### INSTRUCTION
Calculate how many lines in the following records hold the word "heading", and report that number without comment.

### GIVEN RECORDS

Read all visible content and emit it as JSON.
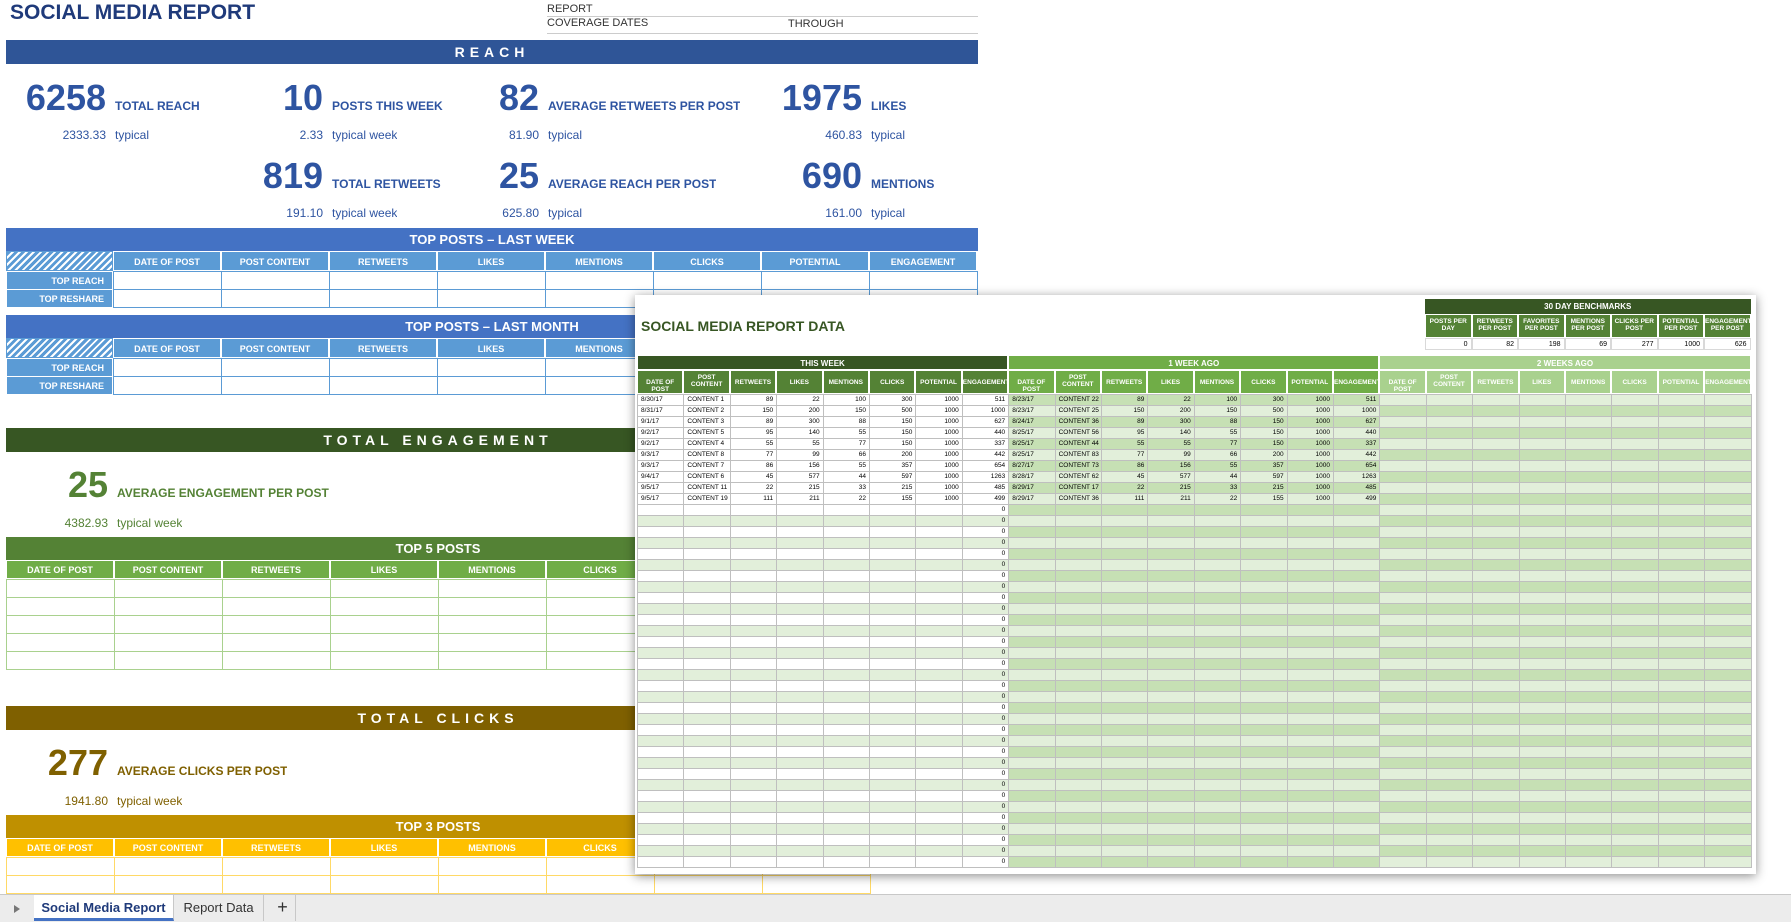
{
  "header": {
    "title": "SOCIAL MEDIA REPORT",
    "report_label": "REPORT",
    "coverage_label": "COVERAGE DATES",
    "through_label": "THROUGH"
  },
  "reach": {
    "heading": "REACH",
    "stats": [
      {
        "value": "6258",
        "label": "TOTAL REACH",
        "typical_value": "2333.33",
        "typical_label": "typical"
      },
      {
        "value": "10",
        "label": "POSTS THIS WEEK",
        "typical_value": "2.33",
        "typical_label": "typical week"
      },
      {
        "value": "82",
        "label": "AVERAGE RETWEETS PER POST",
        "typical_value": "81.90",
        "typical_label": "typical"
      },
      {
        "value": "1975",
        "label": "LIKES",
        "typical_value": "460.83",
        "typical_label": "typical"
      },
      {
        "value": "819",
        "label": "TOTAL RETWEETS",
        "typical_value": "191.10",
        "typical_label": "typical week"
      },
      {
        "value": "25",
        "label": "AVERAGE REACH PER POST",
        "typical_value": "625.80",
        "typical_label": "typical"
      },
      {
        "value": "690",
        "label": "MENTIONS",
        "typical_value": "161.00",
        "typical_label": "typical"
      }
    ]
  },
  "top_posts_last_week": {
    "title": "TOP POSTS – LAST WEEK",
    "columns": [
      "DATE OF POST",
      "POST CONTENT",
      "RETWEETS",
      "LIKES",
      "MENTIONS",
      "CLICKS",
      "POTENTIAL",
      "ENGAGEMENT"
    ],
    "row_labels": [
      "TOP REACH",
      "TOP RESHARE"
    ]
  },
  "top_posts_last_month": {
    "title": "TOP POSTS – LAST MONTH",
    "columns": [
      "DATE OF POST",
      "POST CONTENT",
      "RETWEETS",
      "LIKES",
      "MENTIONS"
    ],
    "row_labels": [
      "TOP REACH",
      "TOP RESHARE"
    ]
  },
  "engagement": {
    "heading": "TOTAL ENGAGEMENT",
    "value": "25",
    "label": "AVERAGE ENGAGEMENT PER POST",
    "typical_value": "4382.93",
    "typical_label": "typical week",
    "top_title": "TOP 5 POSTS",
    "columns": [
      "DATE OF POST",
      "POST CONTENT",
      "RETWEETS",
      "LIKES",
      "MENTIONS",
      "CLICKS"
    ]
  },
  "clicks": {
    "heading": "TOTAL CLICKS",
    "value": "277",
    "label": "AVERAGE CLICKS PER POST",
    "typical_value": "1941.80",
    "typical_label": "typical week",
    "top_title": "TOP 3 POSTS",
    "columns": [
      "DATE OF POST",
      "POST CONTENT",
      "RETWEETS",
      "LIKES",
      "MENTIONS",
      "CLICKS"
    ]
  },
  "data_sheet": {
    "title": "SOCIAL MEDIA REPORT DATA",
    "benchmarks": {
      "title": "30 DAY BENCHMARKS",
      "columns": [
        "POSTS PER DAY",
        "RETWEETS PER POST",
        "FAVORITES PER POST",
        "MENTIONS PER POST",
        "CLICKS PER POST",
        "POTENTIAL PER POST",
        "ENGAGEMENT PER POST"
      ],
      "values": [
        0,
        82,
        198,
        69,
        277,
        1000,
        626
      ]
    },
    "columns": [
      "DATE OF POST",
      "POST CONTENT",
      "RETWEETS",
      "LIKES",
      "MENTIONS",
      "CLICKS",
      "POTENTIAL",
      "ENGAGEMENT"
    ],
    "groups": [
      {
        "name": "THIS WEEK",
        "rows": [
          [
            "8/30/17",
            "CONTENT 1",
            89,
            22,
            100,
            300,
            1000,
            511
          ],
          [
            "8/31/17",
            "CONTENT 2",
            150,
            200,
            150,
            500,
            1000,
            1000
          ],
          [
            "9/1/17",
            "CONTENT 3",
            89,
            300,
            88,
            150,
            1000,
            627
          ],
          [
            "9/2/17",
            "CONTENT 5",
            95,
            140,
            55,
            150,
            1000,
            440
          ],
          [
            "9/2/17",
            "CONTENT 4",
            55,
            55,
            77,
            150,
            1000,
            337
          ],
          [
            "9/3/17",
            "CONTENT 8",
            77,
            99,
            66,
            200,
            1000,
            442
          ],
          [
            "9/3/17",
            "CONTENT 7",
            86,
            156,
            55,
            357,
            1000,
            654
          ],
          [
            "9/4/17",
            "CONTENT 6",
            45,
            577,
            44,
            597,
            1000,
            1263
          ],
          [
            "9/5/17",
            "CONTENT 11",
            22,
            215,
            33,
            215,
            1000,
            485
          ],
          [
            "9/5/17",
            "CONTENT 19",
            111,
            211,
            22,
            155,
            1000,
            499
          ]
        ],
        "empty_engagement": [
          0,
          0,
          0,
          0,
          0,
          0,
          0,
          0,
          0,
          0,
          0,
          0,
          0,
          0,
          0,
          0,
          0,
          0,
          0,
          0,
          0,
          0,
          0,
          0,
          0,
          0,
          0,
          0,
          0,
          0,
          0,
          0,
          0
        ]
      },
      {
        "name": "1 WEEK AGO",
        "rows": [
          [
            "8/23/17",
            "CONTENT 22",
            89,
            22,
            100,
            300,
            1000,
            511
          ],
          [
            "8/23/17",
            "CONTENT 25",
            150,
            200,
            150,
            500,
            1000,
            1000
          ],
          [
            "8/24/17",
            "CONTENT 36",
            89,
            300,
            88,
            150,
            1000,
            627
          ],
          [
            "8/25/17",
            "CONTENT 56",
            95,
            140,
            55,
            150,
            1000,
            440
          ],
          [
            "8/25/17",
            "CONTENT 44",
            55,
            55,
            77,
            150,
            1000,
            337
          ],
          [
            "8/25/17",
            "CONTENT 83",
            77,
            99,
            66,
            200,
            1000,
            442
          ],
          [
            "8/27/17",
            "CONTENT 73",
            86,
            156,
            55,
            357,
            1000,
            654
          ],
          [
            "8/28/17",
            "CONTENT 62",
            45,
            577,
            44,
            597,
            1000,
            1263
          ],
          [
            "8/29/17",
            "CONTENT 17",
            22,
            215,
            33,
            215,
            1000,
            485
          ],
          [
            "8/29/17",
            "CONTENT 36",
            111,
            211,
            22,
            155,
            1000,
            499
          ]
        ]
      },
      {
        "name": "2 WEEKS AGO",
        "rows": []
      }
    ]
  },
  "tabs": [
    "Social Media Report",
    "Report Data",
    "+"
  ]
}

### CORRECT OUTPUT
3